● Work required
Looking at the data below, count the lines that contain the string "houses". Write only the total.

● Task input
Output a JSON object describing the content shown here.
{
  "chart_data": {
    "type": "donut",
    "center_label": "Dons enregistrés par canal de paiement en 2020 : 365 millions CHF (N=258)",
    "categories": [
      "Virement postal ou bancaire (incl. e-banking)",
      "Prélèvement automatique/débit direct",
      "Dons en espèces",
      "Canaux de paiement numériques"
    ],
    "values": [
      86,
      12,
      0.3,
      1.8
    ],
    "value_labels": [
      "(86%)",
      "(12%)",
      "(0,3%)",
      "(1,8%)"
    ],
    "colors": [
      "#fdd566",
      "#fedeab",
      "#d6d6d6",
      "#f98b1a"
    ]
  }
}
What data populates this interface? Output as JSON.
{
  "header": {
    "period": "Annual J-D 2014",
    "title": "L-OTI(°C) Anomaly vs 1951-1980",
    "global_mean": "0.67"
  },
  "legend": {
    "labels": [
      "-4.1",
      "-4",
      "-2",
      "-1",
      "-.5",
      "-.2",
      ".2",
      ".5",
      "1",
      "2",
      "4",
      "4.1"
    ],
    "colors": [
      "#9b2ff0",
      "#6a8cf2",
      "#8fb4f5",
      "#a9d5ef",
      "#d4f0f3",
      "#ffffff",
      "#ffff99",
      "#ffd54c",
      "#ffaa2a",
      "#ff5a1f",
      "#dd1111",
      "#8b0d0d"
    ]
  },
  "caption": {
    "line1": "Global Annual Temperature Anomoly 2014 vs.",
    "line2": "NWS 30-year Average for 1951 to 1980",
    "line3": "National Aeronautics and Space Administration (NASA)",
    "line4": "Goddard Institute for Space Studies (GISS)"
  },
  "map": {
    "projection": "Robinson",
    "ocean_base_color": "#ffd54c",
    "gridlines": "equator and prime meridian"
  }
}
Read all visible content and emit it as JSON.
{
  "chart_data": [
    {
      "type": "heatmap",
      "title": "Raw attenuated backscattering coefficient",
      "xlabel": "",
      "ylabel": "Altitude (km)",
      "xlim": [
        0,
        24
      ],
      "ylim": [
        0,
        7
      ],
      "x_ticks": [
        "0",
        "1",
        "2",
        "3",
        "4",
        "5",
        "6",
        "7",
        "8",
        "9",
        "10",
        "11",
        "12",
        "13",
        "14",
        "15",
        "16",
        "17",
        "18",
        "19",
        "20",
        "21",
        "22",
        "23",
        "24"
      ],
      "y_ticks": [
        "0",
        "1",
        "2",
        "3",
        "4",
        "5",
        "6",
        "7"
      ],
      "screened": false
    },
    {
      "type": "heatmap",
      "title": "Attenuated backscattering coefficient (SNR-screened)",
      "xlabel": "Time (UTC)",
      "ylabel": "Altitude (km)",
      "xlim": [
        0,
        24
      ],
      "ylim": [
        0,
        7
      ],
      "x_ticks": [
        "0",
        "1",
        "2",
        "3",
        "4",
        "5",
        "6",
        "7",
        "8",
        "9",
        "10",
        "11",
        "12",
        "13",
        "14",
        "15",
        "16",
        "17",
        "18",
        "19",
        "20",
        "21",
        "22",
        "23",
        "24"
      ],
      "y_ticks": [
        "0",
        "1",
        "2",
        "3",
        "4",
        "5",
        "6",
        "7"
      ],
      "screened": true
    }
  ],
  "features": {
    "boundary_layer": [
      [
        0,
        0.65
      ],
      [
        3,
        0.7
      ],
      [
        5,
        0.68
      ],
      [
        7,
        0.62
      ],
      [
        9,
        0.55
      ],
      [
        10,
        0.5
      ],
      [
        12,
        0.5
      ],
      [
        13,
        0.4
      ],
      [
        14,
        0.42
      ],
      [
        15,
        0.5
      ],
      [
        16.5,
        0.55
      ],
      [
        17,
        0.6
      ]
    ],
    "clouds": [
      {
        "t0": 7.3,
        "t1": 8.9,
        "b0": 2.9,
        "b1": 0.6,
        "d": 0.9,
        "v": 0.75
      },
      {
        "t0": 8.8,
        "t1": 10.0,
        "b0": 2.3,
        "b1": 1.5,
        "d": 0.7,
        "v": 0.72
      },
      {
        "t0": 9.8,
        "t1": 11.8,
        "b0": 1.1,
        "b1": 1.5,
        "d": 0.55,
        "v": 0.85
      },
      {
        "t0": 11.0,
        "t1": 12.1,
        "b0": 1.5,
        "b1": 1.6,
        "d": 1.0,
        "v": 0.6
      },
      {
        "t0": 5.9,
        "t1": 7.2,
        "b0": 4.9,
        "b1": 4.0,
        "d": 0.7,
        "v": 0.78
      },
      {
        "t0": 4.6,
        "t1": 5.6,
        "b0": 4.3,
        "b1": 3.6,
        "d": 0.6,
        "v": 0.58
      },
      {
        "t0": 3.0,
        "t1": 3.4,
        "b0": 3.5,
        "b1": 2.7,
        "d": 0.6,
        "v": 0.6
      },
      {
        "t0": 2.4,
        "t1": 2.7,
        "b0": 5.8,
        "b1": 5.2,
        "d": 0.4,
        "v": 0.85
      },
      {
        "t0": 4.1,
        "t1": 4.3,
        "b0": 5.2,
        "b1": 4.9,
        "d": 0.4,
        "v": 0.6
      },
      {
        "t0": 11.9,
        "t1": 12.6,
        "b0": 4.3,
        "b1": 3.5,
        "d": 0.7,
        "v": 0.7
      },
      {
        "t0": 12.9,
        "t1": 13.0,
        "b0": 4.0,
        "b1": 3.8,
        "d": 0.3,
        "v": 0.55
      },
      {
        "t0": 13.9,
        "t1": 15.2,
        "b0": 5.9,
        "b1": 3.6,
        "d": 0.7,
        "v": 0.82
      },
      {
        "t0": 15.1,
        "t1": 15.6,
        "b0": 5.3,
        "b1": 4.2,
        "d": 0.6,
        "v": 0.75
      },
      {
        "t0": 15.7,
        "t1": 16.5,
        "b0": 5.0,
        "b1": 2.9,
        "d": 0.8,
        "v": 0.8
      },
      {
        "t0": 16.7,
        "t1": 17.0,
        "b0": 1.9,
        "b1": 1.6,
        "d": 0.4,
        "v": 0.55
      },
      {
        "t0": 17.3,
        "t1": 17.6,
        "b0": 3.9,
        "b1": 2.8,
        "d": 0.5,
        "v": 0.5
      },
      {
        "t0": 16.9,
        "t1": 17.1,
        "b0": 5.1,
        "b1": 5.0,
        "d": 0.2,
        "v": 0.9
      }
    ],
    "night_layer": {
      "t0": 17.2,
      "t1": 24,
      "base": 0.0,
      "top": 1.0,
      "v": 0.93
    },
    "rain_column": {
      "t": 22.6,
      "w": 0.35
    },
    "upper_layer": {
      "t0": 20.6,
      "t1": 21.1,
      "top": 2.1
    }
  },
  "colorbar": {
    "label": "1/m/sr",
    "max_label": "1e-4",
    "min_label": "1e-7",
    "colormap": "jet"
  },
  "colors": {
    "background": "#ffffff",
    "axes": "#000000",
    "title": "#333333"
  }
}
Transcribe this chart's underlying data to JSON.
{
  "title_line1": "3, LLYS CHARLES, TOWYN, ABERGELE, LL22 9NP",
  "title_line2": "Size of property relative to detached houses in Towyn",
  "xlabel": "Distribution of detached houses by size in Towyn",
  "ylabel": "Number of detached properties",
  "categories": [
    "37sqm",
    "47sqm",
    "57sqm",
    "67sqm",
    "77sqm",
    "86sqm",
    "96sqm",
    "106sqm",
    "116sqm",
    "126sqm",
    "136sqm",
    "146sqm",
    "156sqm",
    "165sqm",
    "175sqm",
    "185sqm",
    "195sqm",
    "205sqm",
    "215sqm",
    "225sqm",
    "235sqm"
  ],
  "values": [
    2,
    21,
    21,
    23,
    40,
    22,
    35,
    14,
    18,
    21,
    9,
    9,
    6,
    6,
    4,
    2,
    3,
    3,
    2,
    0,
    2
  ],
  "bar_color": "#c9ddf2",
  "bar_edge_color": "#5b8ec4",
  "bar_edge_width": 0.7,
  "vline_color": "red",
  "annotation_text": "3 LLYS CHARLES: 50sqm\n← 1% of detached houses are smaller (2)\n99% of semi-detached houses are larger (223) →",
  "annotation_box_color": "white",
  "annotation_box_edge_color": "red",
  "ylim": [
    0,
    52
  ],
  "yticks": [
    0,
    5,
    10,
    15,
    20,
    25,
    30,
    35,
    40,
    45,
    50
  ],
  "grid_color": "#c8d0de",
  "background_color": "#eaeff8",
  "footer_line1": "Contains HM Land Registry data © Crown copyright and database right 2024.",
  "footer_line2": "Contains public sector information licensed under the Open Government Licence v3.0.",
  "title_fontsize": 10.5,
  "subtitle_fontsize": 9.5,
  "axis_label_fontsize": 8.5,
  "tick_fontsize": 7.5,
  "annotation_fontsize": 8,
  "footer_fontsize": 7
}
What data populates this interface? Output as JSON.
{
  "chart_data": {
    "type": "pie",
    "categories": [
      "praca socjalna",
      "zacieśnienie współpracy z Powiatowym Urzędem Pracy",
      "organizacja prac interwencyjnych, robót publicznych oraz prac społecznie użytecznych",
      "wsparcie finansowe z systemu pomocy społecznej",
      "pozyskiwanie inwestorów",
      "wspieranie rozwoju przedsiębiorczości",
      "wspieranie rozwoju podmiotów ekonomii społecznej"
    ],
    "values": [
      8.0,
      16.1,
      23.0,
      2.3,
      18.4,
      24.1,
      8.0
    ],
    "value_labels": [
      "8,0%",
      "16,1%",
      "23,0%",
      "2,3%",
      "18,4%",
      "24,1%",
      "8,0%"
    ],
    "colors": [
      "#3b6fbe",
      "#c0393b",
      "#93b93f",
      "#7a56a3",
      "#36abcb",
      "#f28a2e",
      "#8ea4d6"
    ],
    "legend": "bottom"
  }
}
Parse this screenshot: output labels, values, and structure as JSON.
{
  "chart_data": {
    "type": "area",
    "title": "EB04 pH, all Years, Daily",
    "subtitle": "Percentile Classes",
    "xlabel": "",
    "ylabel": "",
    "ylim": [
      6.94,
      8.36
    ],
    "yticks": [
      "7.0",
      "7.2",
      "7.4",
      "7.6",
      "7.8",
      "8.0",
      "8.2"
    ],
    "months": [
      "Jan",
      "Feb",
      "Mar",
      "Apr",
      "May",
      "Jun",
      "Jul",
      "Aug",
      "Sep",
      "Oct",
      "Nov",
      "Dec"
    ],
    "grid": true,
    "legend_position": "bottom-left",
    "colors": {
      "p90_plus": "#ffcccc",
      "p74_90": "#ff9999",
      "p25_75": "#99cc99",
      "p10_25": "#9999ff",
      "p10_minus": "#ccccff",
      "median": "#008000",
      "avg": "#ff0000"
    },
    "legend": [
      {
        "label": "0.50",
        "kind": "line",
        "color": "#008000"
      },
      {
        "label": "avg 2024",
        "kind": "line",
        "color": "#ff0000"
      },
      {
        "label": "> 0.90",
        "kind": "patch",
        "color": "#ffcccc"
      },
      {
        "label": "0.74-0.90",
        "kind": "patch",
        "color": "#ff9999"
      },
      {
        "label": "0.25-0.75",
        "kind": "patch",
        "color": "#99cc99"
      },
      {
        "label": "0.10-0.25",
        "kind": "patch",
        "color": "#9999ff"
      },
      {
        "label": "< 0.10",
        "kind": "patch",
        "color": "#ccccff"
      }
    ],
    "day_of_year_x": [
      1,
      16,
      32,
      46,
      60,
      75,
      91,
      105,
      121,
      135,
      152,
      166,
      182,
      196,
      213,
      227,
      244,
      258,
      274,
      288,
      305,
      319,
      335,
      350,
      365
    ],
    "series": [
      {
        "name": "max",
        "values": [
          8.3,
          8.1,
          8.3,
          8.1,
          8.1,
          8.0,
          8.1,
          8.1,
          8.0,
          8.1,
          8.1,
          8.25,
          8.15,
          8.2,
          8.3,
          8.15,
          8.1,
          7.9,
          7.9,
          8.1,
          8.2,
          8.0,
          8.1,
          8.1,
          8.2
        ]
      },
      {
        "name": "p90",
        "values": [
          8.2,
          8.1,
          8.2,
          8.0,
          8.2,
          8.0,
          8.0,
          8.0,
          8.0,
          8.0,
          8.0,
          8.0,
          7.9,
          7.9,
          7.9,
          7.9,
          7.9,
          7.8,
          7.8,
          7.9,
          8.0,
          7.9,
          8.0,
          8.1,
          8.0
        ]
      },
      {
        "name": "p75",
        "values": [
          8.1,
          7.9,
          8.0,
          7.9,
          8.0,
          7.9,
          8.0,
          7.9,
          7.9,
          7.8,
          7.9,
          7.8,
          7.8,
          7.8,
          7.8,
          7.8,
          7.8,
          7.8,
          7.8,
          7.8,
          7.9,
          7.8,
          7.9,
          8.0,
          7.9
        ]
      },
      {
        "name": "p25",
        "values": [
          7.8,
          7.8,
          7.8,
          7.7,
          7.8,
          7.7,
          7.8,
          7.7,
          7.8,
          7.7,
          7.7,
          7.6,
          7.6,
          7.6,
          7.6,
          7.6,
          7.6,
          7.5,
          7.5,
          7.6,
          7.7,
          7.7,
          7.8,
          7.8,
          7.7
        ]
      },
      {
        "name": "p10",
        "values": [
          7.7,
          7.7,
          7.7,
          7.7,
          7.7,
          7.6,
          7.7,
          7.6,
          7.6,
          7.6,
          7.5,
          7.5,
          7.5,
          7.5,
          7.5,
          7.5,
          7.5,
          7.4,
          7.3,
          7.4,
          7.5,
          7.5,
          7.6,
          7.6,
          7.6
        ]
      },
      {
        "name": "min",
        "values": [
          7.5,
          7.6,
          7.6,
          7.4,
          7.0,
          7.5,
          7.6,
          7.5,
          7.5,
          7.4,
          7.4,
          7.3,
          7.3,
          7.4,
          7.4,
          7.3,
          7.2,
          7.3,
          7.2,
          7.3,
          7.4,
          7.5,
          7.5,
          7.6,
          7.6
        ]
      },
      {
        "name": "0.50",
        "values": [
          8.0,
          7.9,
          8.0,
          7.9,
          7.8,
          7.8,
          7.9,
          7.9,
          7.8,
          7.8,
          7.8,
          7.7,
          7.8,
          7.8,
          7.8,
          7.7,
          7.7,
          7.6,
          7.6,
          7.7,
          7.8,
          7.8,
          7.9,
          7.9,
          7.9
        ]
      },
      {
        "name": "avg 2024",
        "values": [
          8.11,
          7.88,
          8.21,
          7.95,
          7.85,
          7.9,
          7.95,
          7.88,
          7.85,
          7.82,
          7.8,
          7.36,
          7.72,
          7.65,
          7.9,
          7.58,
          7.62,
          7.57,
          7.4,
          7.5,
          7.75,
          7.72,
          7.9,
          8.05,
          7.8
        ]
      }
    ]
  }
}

● Problem solution
3